— start of Dataset records —

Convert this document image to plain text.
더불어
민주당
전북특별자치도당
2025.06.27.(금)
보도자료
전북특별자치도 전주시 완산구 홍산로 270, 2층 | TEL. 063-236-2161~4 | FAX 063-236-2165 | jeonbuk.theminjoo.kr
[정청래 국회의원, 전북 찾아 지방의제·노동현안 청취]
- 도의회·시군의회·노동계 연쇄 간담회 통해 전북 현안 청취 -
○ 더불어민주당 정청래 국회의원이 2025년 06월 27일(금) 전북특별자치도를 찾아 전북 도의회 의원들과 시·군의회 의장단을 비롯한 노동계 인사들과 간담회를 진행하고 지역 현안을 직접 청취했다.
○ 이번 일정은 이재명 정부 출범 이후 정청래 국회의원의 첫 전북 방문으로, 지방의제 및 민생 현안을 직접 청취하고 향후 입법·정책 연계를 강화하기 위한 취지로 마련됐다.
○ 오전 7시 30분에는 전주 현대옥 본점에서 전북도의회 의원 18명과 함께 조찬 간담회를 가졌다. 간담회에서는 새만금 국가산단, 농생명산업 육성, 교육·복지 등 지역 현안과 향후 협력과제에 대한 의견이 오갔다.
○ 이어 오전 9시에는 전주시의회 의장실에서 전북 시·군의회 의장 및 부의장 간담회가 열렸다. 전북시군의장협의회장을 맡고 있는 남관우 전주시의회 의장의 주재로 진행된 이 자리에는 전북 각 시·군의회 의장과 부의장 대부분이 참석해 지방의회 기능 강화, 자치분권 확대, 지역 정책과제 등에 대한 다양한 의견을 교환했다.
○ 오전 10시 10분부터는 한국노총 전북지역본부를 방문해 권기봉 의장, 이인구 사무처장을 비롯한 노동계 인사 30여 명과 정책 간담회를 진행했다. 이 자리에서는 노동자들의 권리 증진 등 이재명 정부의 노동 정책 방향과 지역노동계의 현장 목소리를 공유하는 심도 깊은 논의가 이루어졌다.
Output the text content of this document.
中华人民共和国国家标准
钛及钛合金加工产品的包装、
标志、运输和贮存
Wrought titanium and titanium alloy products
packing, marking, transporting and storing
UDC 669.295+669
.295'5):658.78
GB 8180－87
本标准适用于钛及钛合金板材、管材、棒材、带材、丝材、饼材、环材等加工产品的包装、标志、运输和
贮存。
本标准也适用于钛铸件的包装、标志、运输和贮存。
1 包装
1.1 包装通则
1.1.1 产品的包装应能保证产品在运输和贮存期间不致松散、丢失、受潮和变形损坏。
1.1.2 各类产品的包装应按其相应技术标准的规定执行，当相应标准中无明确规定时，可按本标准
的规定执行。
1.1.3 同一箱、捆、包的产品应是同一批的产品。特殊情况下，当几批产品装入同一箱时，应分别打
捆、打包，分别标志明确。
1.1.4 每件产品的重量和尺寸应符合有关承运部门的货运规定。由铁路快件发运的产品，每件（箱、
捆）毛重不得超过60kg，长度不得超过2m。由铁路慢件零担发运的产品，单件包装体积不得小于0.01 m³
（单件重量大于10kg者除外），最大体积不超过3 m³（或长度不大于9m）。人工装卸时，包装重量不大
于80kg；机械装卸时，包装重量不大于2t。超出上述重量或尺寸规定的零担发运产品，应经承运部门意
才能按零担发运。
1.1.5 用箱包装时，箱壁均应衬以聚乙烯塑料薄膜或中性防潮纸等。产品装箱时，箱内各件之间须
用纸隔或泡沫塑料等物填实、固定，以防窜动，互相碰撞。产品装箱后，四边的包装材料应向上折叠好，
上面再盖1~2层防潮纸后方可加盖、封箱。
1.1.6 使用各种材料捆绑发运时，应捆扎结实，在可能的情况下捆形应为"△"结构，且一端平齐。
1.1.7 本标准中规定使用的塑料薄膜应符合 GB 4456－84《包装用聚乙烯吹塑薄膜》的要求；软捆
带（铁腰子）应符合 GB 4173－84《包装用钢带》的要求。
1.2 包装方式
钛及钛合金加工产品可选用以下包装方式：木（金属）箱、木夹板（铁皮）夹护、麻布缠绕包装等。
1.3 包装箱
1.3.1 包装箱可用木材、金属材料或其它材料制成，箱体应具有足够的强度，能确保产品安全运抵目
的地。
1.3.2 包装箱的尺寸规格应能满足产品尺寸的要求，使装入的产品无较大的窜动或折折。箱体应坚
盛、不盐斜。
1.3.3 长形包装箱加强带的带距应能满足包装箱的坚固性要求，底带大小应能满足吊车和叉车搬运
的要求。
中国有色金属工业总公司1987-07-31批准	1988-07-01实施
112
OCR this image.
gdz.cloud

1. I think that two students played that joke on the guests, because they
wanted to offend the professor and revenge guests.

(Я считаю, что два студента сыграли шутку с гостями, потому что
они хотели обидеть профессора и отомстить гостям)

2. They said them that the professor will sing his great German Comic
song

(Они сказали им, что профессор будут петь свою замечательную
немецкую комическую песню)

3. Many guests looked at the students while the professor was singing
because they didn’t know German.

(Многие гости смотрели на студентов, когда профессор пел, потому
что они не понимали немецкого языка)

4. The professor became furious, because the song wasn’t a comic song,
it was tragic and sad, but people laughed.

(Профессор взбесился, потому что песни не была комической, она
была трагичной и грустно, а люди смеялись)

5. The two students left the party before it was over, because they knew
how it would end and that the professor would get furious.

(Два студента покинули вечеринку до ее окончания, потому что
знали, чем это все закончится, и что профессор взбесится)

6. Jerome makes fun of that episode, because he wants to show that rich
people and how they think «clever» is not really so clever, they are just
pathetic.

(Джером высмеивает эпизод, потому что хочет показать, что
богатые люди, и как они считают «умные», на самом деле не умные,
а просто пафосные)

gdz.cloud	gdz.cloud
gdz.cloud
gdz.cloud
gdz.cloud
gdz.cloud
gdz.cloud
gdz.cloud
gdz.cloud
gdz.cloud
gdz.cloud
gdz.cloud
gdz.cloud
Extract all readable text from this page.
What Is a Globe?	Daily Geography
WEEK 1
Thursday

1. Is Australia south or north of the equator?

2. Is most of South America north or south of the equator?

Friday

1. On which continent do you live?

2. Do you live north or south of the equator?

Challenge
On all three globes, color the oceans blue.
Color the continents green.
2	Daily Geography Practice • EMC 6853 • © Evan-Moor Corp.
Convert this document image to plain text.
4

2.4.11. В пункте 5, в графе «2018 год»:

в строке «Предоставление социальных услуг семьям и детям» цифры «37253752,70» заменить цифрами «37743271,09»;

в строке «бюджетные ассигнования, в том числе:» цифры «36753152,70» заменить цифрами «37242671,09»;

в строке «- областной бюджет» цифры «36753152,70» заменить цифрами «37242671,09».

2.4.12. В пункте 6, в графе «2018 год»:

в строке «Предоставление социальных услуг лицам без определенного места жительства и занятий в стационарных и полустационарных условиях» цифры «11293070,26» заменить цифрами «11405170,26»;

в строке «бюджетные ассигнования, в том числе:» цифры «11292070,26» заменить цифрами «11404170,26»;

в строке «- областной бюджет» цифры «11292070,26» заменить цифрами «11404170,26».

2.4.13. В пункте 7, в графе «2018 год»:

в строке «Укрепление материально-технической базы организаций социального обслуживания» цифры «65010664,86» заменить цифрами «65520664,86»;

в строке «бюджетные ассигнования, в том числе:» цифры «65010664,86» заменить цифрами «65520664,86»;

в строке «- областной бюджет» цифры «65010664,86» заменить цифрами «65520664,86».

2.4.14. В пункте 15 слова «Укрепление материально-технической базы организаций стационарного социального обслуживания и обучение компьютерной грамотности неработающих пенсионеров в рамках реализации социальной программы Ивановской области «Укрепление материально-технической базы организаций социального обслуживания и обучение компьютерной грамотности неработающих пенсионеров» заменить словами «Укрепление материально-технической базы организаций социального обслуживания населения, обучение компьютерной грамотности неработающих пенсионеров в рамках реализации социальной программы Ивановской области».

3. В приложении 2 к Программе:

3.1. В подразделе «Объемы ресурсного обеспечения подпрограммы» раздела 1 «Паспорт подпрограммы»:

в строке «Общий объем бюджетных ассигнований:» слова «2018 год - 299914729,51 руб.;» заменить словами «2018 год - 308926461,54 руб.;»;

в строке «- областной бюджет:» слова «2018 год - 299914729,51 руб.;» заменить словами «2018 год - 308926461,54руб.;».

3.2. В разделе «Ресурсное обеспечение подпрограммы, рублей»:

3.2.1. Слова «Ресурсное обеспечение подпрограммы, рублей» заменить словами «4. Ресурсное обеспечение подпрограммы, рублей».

— end of Dataset records —

__Task brief__. Count the lines in the entries that hold the word "furious", and give nothing but the total.

__Expected answer__. 2